▸ **Trecho citado**
Não teve a extrema esquerda seus momentos de glória, justamente quando colocou em cheque os governos progressistas? Não ganhou espaço na mídia, convites para os programas de televisão e páginas inteiras dos jornalões? Até que ponto estes movimentos foram autônomos mesmo? E pior: foram autônomos em relação ao que? Recorrendo à outra experiência histórica, não se repetiu de maneira trágica o erro da esquerda alemã? Na época de Weimar, qualquer um saberia dizer de cor os limites da social democracia. Milhares de autores faziam as mais diversas e brilhantes análises sobre a crise do capitalismo e como a social democracia era uma tragédia, que não resolveria nada. Sinto que ficamos gritando “social-fascismo” e no fim terminamos embarcando no mesmo trem.

▸ **Linhas de dados**
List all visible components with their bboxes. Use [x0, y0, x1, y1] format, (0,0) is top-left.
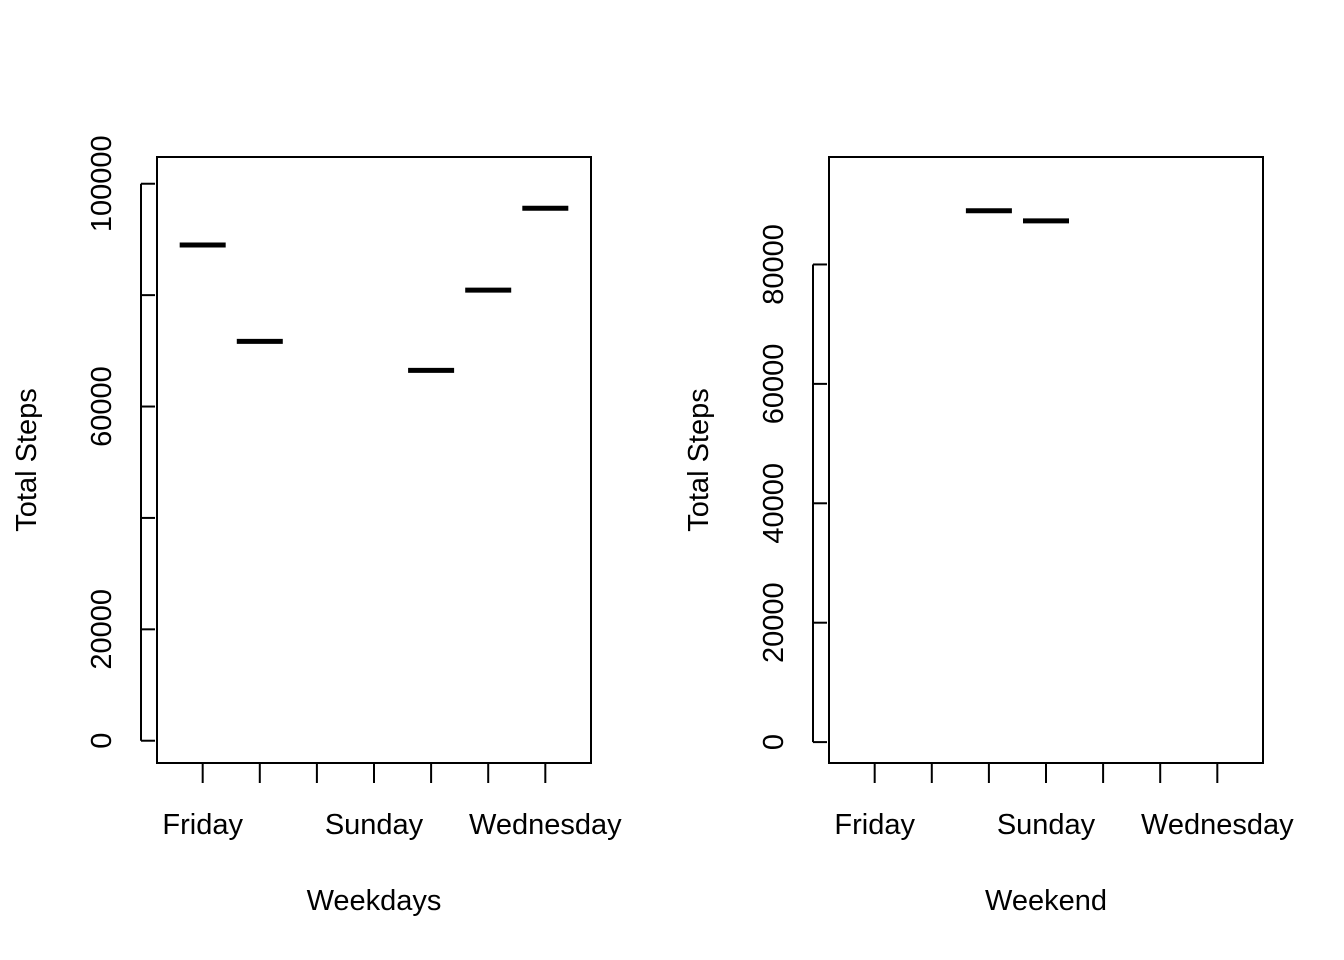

▸ **Tarefas propostas**
1. Reproduza o trecho sobre a esquerda e a época de Weimar desde "Não teve a extrema" até "no mesmo trem.", inclusive.
2. Dê continuidade ao trecho sobre a esquerda e a época de Weimar a partir do ponto em que ele termina.
As linhas de dados formam um material à parte, independente do trecho citado.

▸ **Respostas do exercício**
1.
Não teve a extrema esquerda seus momentos de glória, justamente quando colocou em cheque os governos progressistas? Não ganhou espaço na mídia, convites para os programas de televisão e páginas inteiras dos jornalões? Até que ponto estes movimentos foram autônomos mesmo? E pior: foram autônomos em relação ao que? Recorrendo à outra experiência histórica, não se repetiu de maneira trágica o erro da esquerda alemã? Na época de Weimar, qualquer um saberia dizer de cor os limites da social democracia. Milhares de autores faziam as mais diversas e brilhantes análises sobre a crise do capitalismo e como a social democracia era uma tragédia, que não resolveria nada. Sinto que ficamos gritando “social-fascismo” e no fim terminamos embarcando no mesmo trem.

2.
Voltando ao Brasil do presente, ao abdicar de seu papel de organizador das massas, seja qual tenha sido o motivo para tanto, as tradicionais organizações políticas (sobretudo sindicatos e partidos) deixaram setores inteiros dos trabalhadores à mercê de novos e velhos aparelhos privados de ideologia. Por outro lado, nada que se apresentou como “o novo” ou com uma opção mais radical chegou perto da capilaridade que algum dia as antigas organizações já tiveram, ou conseguiu organizar-se de maneira estratégica, libertando-se da pecha de mero espelho invertido. As distâncias entre os dois grupos, que nunca chegaram a diminuir organicamente em termos de sua capilaridade, foram encurtadas do ponto vista político pelo acelerado processo de desagregação social iniciado por Temer e radicalizado por Bolsonaro. Neste terrível lusco-fusco, antes de agarrar a “cauda” de qualquer animal ou de pedir “calma”, precisamos decidir o que queremos.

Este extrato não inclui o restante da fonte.